Copy the entries below exactly. Images do not belong in the copy.

##### PROVIDED DATA

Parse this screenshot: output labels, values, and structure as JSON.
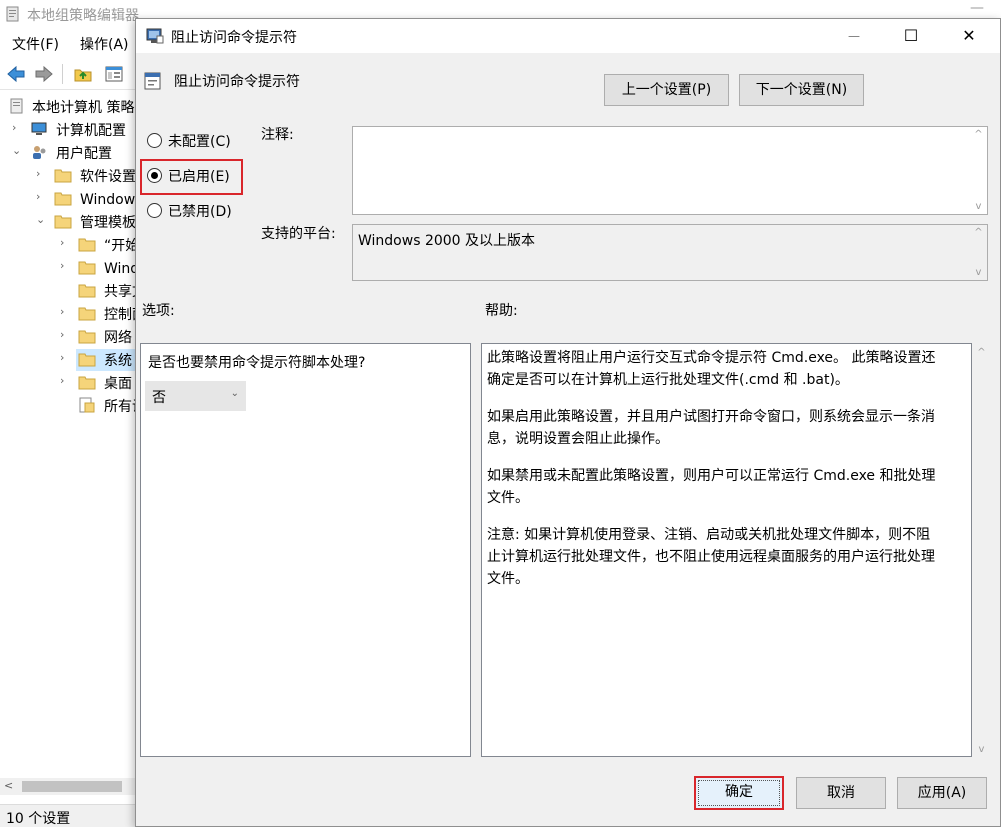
{
  "background_window": {
    "title": "本地组策略编辑器",
    "minimize_glyph": "—",
    "menu": [
      "文件(F)",
      "操作(A)"
    ],
    "tree": [
      {
        "label": "本地计算机 策略",
        "chev": ""
      },
      {
        "label": "计算机配置",
        "chev": "›"
      },
      {
        "label": "用户配置",
        "chev": "⌄"
      },
      {
        "label": "软件设置",
        "chev": "›"
      },
      {
        "label": "Windows 设置",
        "chev": "›"
      },
      {
        "label": "管理模板",
        "chev": "⌄"
      },
      {
        "label": "“开始”菜单和任务栏",
        "chev": "›"
      },
      {
        "label": "Windows 组件",
        "chev": "›"
      },
      {
        "label": "共享文件夹",
        "chev": ""
      },
      {
        "label": "控制面板",
        "chev": "›"
      },
      {
        "label": "网络",
        "chev": "›"
      },
      {
        "label": "系统",
        "chev": "›"
      },
      {
        "label": "桌面",
        "chev": "›"
      },
      {
        "label": "所有设置",
        "chev": ""
      }
    ],
    "status": "10 个设置"
  },
  "dialog": {
    "title": "阻止访问命令提示符",
    "header_title": "阻止访问命令提示符",
    "prev_button": "上一个设置(P)",
    "next_button": "下一个设置(N)",
    "radios": [
      {
        "label": "未配置(C)",
        "checked": false
      },
      {
        "label": "已启用(E)",
        "checked": true
      },
      {
        "label": "已禁用(D)",
        "checked": false
      }
    ],
    "comment_label": "注释:",
    "comment_value": "",
    "platform_label": "支持的平台:",
    "platform_value": "Windows 2000 及以上版本",
    "options_label": "选项:",
    "help_label": "帮助:",
    "option_question": "是否也要禁用命令提示符脚本处理?",
    "option_value": "否",
    "help_paragraphs": [
      [
        "此策略设置将阻止用户运行交互式命令提示符 Cmd.exe。 此策略设置还",
        "确定是否可以在计算机上运行批处理文件(.cmd 和 .bat)。"
      ],
      [
        "如果启用此策略设置，并且用户试图打开命令窗口，则系统会显示一条消",
        "息，说明设置会阻止此操作。"
      ],
      [
        "如果禁用或未配置此策略设置，则用户可以正常运行 Cmd.exe 和批处理",
        "文件。"
      ],
      [
        "注意: 如果计算机使用登录、注销、启动或关机批处理文件脚本，则不阻",
        "止计算机运行批处理文件，也不阻止使用远程桌面服务的用户运行批处理",
        "文件。"
      ]
    ],
    "ok_button": "确定",
    "cancel_button": "取消",
    "apply_button": "应用(A)",
    "window_buttons": {
      "minimize": "—",
      "maximize": "☐",
      "close": "✕"
    }
  },
  "colors": {
    "highlight_red": "#d9262b",
    "selection_blue": "#cce8ff",
    "dialog_bg": "#f0f0f0"
  }
}
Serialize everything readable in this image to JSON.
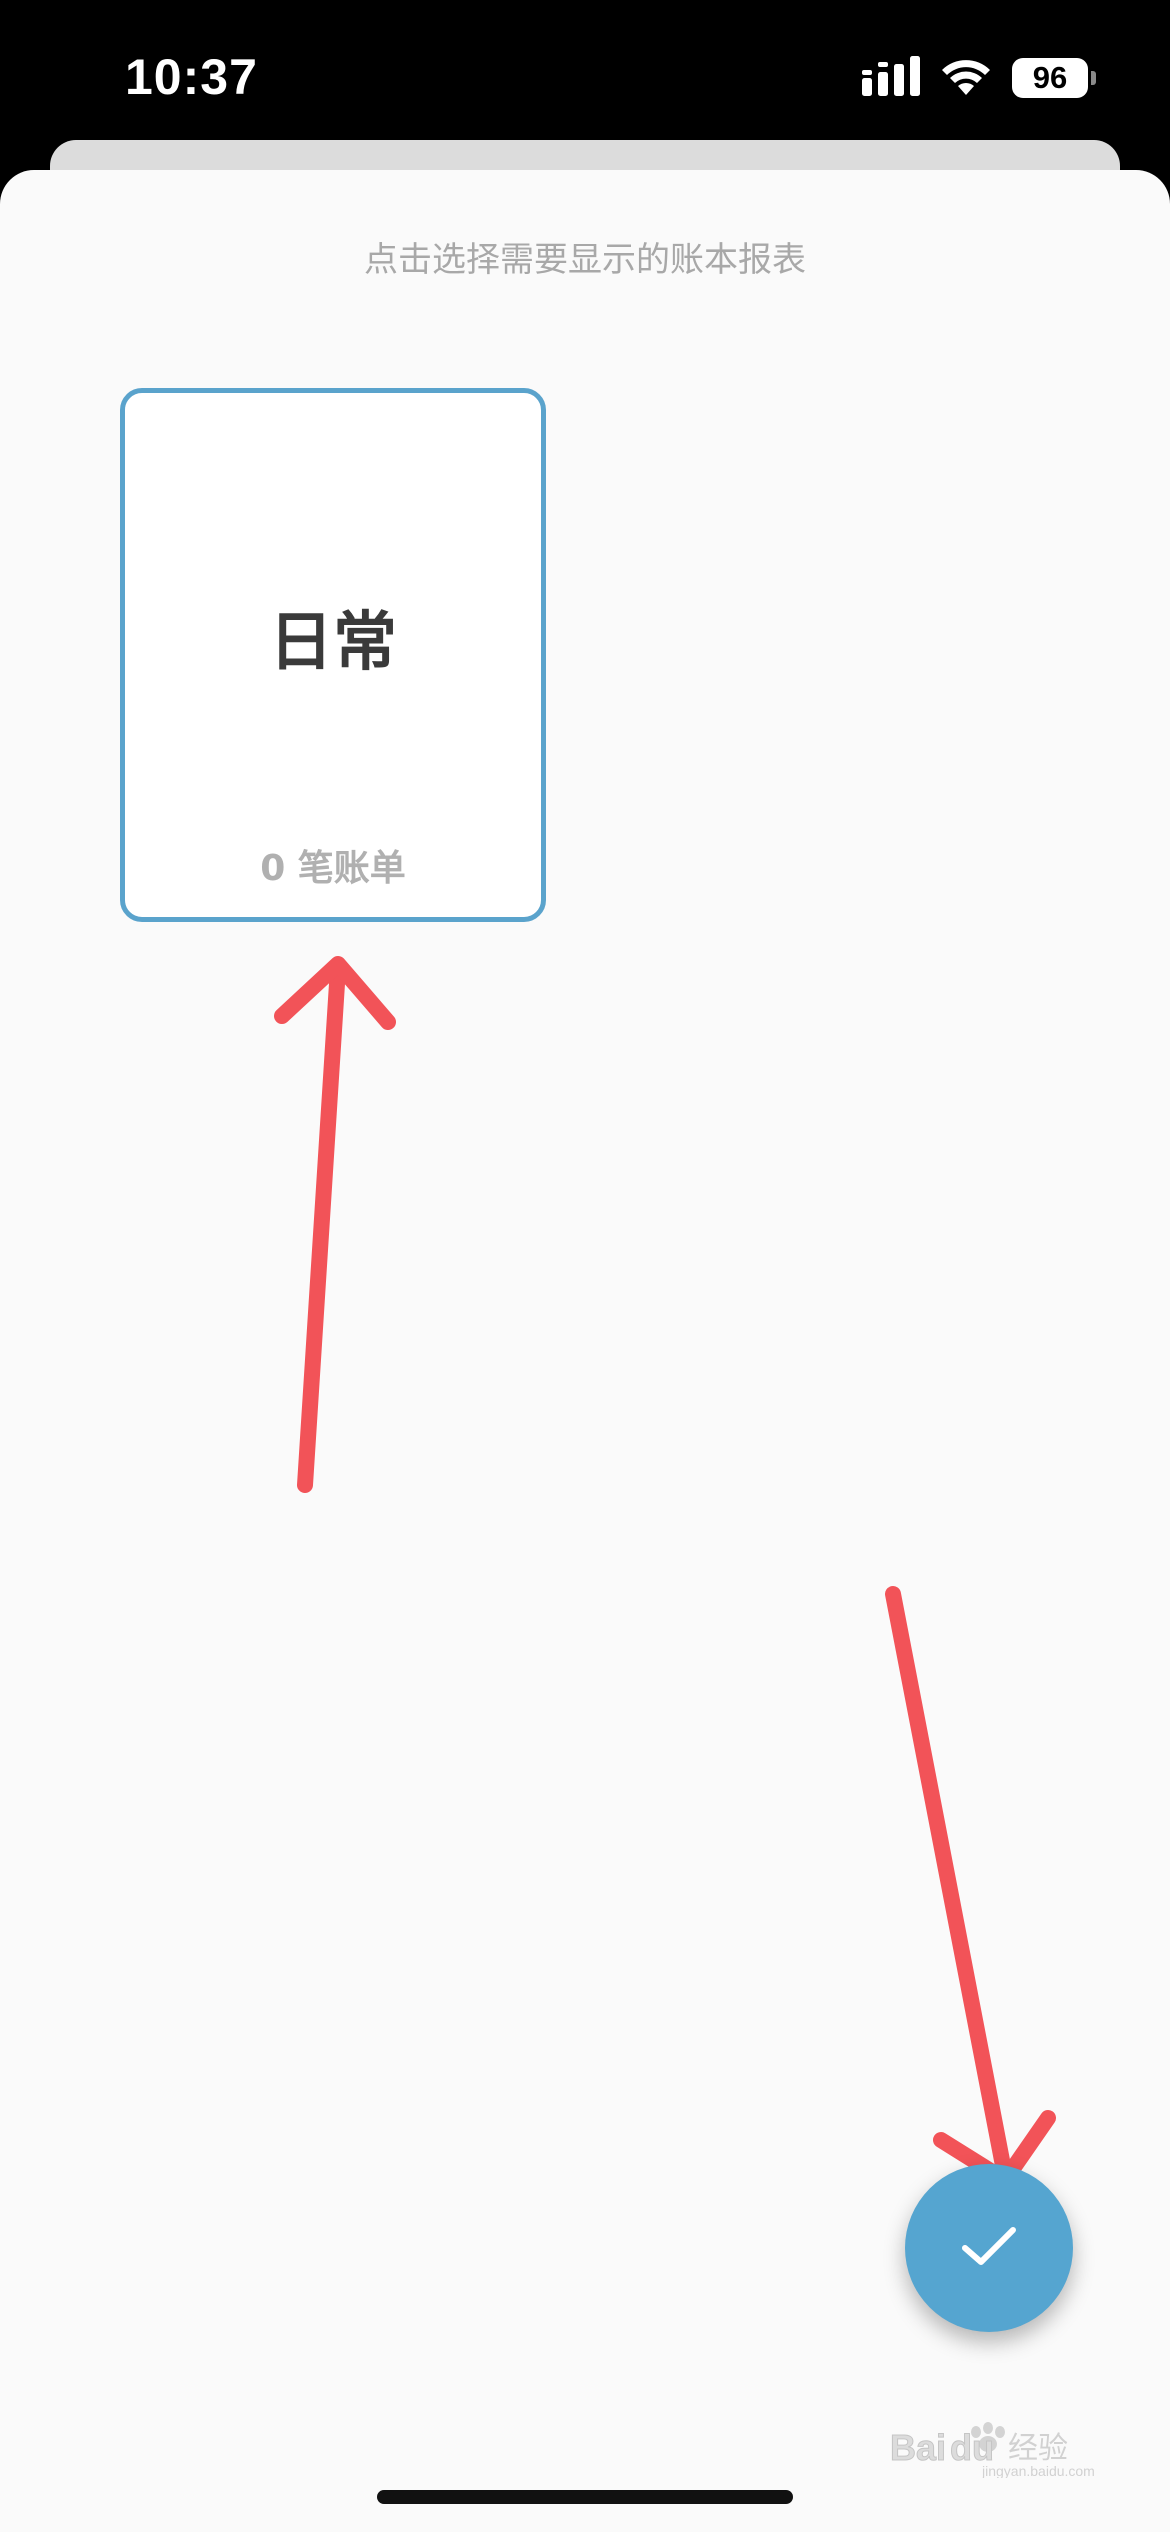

##########

**TASK ANSWER:**
Parse this screenshot: output labels, values, and structure as JSON.
{
  "background_window": {
    "title": "本地组策略编辑器",
    "minimize_glyph": "—",
    "menu": [
      "文件(F)",
      "操作(A)"
    ],
    "tree": [
      {
        "label": "本地计算机 策略",
        "chev": ""
      },
      {
        "label": "计算机配置",
        "chev": "›"
      },
      {
        "label": "用户配置",
        "chev": "⌄"
      },
      {
        "label": "软件设置",
        "chev": "›"
      },
      {
        "label": "Windows 设置",
        "chev": "›"
      },
      {
        "label": "管理模板",
        "chev": "⌄"
      },
      {
        "label": "“开始”菜单和任务栏",
        "chev": "›"
      },
      {
        "label": "Windows 组件",
        "chev": "›"
      },
      {
        "label": "共享文件夹",
        "chev": ""
      },
      {
        "label": "控制面板",
        "chev": "›"
      },
      {
        "label": "网络",
        "chev": "›"
      },
      {
        "label": "系统",
        "chev": "›"
      },
      {
        "label": "桌面",
        "chev": "›"
      },
      {
        "label": "所有设置",
        "chev": ""
      }
    ],
    "status": "10 个设置"
  },
  "dialog": {
    "title": "阻止访问命令提示符",
    "header_title": "阻止访问命令提示符",
    "prev_button": "上一个设置(P)",
    "next_button": "下一个设置(N)",
    "radios": [
      {
        "label": "未配置(C)",
        "checked": false
      },
      {
        "label": "已启用(E)",
        "checked": true
      },
      {
        "label": "已禁用(D)",
        "checked": false
      }
    ],
    "comment_label": "注释:",
    "comment_value": "",
    "platform_label": "支持的平台:",
    "platform_value": "Windows 2000 及以上版本",
    "options_label": "选项:",
    "help_label": "帮助:",
    "option_question": "是否也要禁用命令提示符脚本处理?",
    "option_value": "否",
    "help_paragraphs": [
      [
        "此策略设置将阻止用户运行交互式命令提示符 Cmd.exe。 此策略设置还",
        "确定是否可以在计算机上运行批处理文件(.cmd 和 .bat)。"
      ],
      [
        "如果启用此策略设置，并且用户试图打开命令窗口，则系统会显示一条消",
        "息，说明设置会阻止此操作。"
      ],
      [
        "如果禁用或未配置此策略设置，则用户可以正常运行 Cmd.exe 和批处理",
        "文件。"
      ],
      [
        "注意: 如果计算机使用登录、注销、启动或关机批处理文件脚本，则不阻",
        "止计算机运行批处理文件，也不阻止使用远程桌面服务的用户运行批处理",
        "文件。"
      ]
    ],
    "ok_button": "确定",
    "cancel_button": "取消",
    "apply_button": "应用(A)",
    "window_buttons": {
      "minimize": "—",
      "maximize": "☐",
      "close": "✕"
    }
  },
  "colors": {
    "highlight_red": "#d9262b",
    "selection_blue": "#cce8ff",
    "dialog_bg": "#f0f0f0"
  }
}
Serialize everything readable in this image to JSON.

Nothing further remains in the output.